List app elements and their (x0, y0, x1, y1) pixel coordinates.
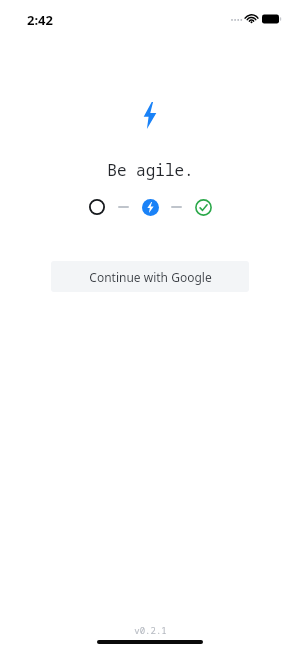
button[interactable]: Step 3 complete (192, 196, 214, 218)
button[interactable]: Step 1 pending (86, 196, 108, 218)
button[interactable]: Step 2 in progress (139, 196, 161, 218)
staticText: Continue with Google (89, 269, 212, 285)
staticText: v0.2.1 (134, 624, 167, 636)
button[interactable]: Continue with Google (51, 261, 249, 292)
staticText: 2:42 (27, 11, 53, 29)
staticText: Be agile. (107, 159, 194, 181)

ZIEL DER ÜBUNG:
Gibst du alle Datensätze oben Zeile für Zeile wortgetreu wieder und lässt dabei die Bilder weg?

LÖSUNG DER AUFGABE:
List app elements and their (x0, y0, x1, y1) pixel coordinates.
button[interactable]: Step 3 complete (192, 196, 214, 218)
button[interactable]: Step 1 pending (86, 196, 108, 218)
button[interactable]: Step 2 in progress (139, 196, 161, 218)
staticText: Continue with Google (89, 269, 212, 285)
staticText: v0.2.1 (134, 624, 167, 636)
button[interactable]: Continue with Google (51, 261, 249, 292)
staticText: 2:42 (27, 11, 53, 29)
staticText: Be agile. (107, 159, 194, 181)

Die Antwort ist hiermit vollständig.